══ ENTRIES PROVIDED ══

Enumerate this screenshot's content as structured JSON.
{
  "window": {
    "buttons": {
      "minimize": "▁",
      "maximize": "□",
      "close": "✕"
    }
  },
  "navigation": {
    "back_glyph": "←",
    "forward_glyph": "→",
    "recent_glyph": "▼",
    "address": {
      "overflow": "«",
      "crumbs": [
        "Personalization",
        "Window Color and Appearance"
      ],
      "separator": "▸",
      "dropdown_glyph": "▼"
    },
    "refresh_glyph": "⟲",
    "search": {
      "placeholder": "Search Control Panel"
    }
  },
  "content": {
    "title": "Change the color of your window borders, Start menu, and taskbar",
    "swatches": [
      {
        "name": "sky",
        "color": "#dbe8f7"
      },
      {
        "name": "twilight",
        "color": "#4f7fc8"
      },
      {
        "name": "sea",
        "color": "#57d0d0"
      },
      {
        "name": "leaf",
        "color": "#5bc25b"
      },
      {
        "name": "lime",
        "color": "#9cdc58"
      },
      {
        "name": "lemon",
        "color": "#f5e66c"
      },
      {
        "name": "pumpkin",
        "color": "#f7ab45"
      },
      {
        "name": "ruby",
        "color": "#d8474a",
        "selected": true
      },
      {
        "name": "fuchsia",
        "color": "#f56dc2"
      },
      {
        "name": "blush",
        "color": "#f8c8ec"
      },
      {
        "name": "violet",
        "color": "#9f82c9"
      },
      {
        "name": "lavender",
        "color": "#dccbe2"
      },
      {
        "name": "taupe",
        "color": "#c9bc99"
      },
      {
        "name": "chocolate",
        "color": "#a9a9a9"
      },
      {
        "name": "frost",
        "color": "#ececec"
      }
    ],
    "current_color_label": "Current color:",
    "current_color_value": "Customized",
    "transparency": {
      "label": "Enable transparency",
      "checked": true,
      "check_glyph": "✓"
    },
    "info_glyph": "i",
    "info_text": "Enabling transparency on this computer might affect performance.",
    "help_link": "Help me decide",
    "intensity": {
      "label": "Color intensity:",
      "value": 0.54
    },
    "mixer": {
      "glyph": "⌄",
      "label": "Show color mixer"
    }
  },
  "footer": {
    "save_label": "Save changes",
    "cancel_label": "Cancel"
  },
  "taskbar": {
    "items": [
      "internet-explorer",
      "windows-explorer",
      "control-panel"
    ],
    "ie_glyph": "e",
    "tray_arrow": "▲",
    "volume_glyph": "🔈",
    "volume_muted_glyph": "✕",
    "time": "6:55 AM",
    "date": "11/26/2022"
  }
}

═══

TASK DETAILS:
Find every line holding the word "explorer"; give their count and nothing else.

SOLUTION TO THIS PROBLEM:
2